> _Fragmento citado_
____
La lucha por el dominio de la riqueza petrolífera de la región de Kirkuk ha adquirido los mismos perfiles de limpieza étnica y social que en Bagdad, esta vez a manos de los peshmerga. De igual manera, en Basora y en las otras seis provincias meridionales la violencia y la destrucción es el resultado de los enfrentamientos entre milicias, todas ellas caracterizadas como “chiíes” y todas ellas vinculadas al gobierno central:  la guerra recurrente es lo es por el control gansteril del tráfico ilegal de crudo hacia Irán.
____
(Entradas de datos almacenadas)
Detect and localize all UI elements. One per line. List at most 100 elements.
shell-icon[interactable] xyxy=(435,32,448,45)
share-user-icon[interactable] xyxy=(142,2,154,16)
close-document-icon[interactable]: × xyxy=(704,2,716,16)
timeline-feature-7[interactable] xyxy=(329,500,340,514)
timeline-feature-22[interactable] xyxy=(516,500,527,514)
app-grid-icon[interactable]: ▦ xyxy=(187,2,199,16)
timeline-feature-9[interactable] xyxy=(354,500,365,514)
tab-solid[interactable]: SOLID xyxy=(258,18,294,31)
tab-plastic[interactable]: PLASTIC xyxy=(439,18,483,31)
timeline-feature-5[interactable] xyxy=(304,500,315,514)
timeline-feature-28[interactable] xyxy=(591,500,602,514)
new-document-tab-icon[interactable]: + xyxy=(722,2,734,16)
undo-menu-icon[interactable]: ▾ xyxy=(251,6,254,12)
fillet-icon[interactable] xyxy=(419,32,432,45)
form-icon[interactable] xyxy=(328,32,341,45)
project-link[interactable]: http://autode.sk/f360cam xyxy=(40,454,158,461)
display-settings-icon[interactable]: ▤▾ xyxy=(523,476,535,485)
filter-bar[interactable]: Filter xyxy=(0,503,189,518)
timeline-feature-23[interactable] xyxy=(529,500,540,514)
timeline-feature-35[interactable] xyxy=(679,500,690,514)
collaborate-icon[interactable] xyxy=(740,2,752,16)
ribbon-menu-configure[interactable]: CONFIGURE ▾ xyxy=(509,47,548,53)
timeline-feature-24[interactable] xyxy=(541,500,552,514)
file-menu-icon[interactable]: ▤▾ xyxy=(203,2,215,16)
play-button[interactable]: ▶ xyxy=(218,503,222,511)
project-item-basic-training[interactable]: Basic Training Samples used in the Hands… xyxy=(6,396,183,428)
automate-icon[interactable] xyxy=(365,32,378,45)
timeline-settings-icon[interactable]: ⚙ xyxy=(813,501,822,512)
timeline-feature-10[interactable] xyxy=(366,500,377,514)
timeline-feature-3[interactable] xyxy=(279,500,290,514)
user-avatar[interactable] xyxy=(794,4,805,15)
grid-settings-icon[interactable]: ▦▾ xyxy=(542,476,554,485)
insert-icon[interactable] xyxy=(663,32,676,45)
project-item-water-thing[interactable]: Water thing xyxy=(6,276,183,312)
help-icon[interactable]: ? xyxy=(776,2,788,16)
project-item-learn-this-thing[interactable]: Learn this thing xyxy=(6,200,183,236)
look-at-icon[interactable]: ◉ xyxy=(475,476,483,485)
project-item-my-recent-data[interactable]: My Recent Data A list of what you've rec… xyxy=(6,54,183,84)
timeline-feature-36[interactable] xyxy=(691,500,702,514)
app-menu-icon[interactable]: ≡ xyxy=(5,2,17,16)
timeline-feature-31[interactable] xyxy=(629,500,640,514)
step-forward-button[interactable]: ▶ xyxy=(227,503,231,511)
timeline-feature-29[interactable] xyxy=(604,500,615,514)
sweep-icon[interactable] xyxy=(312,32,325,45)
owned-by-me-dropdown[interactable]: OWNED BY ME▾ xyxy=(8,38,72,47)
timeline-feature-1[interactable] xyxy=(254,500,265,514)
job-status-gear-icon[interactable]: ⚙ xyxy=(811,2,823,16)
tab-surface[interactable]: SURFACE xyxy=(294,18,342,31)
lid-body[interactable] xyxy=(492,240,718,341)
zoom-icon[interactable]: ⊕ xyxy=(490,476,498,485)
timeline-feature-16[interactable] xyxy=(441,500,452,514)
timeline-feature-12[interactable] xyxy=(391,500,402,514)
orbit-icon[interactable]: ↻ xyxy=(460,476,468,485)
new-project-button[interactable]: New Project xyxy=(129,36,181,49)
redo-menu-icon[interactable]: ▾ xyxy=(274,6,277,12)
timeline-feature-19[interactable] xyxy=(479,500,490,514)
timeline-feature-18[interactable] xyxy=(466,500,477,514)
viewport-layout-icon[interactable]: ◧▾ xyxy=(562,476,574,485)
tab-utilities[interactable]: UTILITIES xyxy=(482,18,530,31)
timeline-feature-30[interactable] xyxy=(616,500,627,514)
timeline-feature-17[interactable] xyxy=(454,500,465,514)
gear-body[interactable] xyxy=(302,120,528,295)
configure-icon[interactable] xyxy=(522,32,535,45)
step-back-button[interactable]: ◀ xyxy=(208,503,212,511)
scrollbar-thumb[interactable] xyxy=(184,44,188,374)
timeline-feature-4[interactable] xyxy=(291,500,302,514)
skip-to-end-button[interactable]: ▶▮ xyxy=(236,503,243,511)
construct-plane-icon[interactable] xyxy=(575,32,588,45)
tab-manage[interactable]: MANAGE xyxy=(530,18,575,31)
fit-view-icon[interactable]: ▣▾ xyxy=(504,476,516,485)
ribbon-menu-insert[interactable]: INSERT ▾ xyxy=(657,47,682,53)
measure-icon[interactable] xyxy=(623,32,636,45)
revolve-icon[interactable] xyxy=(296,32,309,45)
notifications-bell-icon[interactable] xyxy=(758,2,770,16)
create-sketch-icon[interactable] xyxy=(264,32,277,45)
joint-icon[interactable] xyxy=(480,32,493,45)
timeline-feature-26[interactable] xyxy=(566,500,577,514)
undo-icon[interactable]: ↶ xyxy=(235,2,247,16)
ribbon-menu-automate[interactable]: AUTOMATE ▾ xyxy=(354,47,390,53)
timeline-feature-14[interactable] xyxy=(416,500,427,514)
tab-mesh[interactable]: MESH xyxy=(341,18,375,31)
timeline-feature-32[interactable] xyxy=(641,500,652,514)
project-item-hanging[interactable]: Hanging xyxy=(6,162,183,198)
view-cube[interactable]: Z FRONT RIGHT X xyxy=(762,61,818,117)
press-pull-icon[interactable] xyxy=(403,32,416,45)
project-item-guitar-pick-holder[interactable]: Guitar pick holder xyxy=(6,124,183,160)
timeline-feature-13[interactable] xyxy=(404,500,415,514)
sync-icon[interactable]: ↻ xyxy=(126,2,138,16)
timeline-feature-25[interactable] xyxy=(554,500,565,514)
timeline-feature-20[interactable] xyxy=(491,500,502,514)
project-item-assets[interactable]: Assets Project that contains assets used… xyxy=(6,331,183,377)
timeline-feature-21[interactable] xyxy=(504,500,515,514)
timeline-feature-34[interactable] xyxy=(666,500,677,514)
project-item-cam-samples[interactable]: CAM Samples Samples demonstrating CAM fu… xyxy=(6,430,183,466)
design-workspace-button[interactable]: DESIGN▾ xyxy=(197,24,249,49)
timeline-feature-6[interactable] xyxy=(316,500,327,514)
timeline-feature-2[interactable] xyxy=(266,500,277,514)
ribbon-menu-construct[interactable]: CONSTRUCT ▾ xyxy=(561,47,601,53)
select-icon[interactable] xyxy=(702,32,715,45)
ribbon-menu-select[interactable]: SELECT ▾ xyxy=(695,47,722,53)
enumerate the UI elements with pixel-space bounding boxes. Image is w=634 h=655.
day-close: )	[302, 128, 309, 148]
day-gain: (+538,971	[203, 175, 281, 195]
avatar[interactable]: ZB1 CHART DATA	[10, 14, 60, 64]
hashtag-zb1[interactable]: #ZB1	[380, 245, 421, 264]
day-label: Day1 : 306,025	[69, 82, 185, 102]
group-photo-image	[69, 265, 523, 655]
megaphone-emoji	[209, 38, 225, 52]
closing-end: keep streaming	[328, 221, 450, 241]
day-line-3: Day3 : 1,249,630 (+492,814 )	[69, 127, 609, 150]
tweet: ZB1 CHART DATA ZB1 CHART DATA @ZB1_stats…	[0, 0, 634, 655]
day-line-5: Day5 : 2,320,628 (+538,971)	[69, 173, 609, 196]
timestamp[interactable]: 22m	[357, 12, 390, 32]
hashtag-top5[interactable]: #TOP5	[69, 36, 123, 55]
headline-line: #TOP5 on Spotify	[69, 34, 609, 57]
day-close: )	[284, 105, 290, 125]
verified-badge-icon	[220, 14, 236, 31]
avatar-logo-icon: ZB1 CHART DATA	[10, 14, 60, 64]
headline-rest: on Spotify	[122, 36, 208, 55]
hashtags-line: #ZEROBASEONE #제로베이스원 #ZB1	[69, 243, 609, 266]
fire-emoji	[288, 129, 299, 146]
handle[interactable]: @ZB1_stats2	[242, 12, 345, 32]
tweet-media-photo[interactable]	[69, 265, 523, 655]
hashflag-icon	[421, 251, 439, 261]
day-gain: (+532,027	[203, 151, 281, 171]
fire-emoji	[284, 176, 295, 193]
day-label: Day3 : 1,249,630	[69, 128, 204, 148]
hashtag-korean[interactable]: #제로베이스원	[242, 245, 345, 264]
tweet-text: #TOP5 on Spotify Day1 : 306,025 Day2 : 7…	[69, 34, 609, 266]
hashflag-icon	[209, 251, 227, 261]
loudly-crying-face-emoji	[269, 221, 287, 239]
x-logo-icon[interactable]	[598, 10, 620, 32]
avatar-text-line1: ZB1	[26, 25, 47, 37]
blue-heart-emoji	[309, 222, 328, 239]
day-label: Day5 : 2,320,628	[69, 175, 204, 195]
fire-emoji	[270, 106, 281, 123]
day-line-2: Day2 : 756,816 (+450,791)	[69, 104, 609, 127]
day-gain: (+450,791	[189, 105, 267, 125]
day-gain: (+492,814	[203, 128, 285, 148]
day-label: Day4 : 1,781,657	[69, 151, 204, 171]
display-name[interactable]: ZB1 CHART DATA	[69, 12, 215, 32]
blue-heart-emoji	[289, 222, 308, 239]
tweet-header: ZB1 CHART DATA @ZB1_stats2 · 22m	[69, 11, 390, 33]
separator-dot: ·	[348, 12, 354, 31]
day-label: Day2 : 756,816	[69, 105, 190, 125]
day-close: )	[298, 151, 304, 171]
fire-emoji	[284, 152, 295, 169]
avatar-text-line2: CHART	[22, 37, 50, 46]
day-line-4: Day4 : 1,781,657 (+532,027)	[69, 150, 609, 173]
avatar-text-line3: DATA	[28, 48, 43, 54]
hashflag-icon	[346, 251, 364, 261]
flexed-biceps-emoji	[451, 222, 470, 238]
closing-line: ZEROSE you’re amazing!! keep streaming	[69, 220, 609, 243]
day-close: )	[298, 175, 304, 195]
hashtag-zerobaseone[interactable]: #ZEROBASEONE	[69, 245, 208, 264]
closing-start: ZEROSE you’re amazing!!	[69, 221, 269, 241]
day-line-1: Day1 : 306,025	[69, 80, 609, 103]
____
> _Orden de trabajo 1_
Transcribe el fragmento sobre el petróleo de Kirkuk y Basora entre "La lucha por" y "crudo hacia Irán.", ambos incluidos.
> _Orden de trabajo 2_
Según el fragmento sobre el petróleo de Kirkuk y Basora, ¿a manos de quién ocurre la limpieza étnica y social en la región de Kirkuk?
> _Orden de trabajo 3_
Prosigue el fragmento sobre el petróleo de Kirkuk y Basora a partir de su última oración.

> _Respuesta 1_
La lucha por el dominio de la riqueza petrolífera de la región de Kirkuk ha adquirido los mismos perfiles de limpieza étnica y social que en Bagdad, esta vez a manos de los peshmerga. De igual manera, en Basora y en las otras seis provincias meridionales la violencia y la destrucción es el resultado de los enfrentamientos entre milicias, todas ellas caracterizadas como “chiíes” y todas ellas vinculadas al gobierno central:  la guerra recurrente es lo es por el control gansteril del tráfico ilegal de crudo hacia Irán.

> _Respuesta 2_
A manos de los peshmerga.

> _Respuesta 3_
Por todo el país, milicianos desheredados, cada vez más jóvenes, tornan su violencia contra sus propios correligionarios, imponiéndose como mafias locales y guardianes de la ortodoxia religiosa, sirviendo a nuevos amos regionales o transnacionales. Este proceso de fragmentación territorial, de homogenización sectaria y de sometimiento de una población exánime al poder de las nuevas oligarquías gansteriles es lo que debería determinar el completo rechazo internacional de la idea de que Iraq ha entrando en una fase de normalización y democratización, la última mentira del presidente George W. Bush que todo el mundo repite.

Iraq remeda a la Europa medieval. El principal beneficiario de esta deriva no será EEUU. Lo que el nuevo gobierno de Obama podrá hacer para sacar algún rédito de la invasión y la ocupación de este país será de muy limitada eficacia. Tan solo le resta pactar, no con el gobierno de Bagdad, sino con Irán, su verdadero patrón, un acuerdo regional amplio que permute quizás la derrota en Iraq por una pírrica victoria en Afganistán [12]. De ello hablaron unos y otros en la Conferencia sobre Afganistán celebrada en La Haya en los últimos días de marzo. E Iraq, olvidado.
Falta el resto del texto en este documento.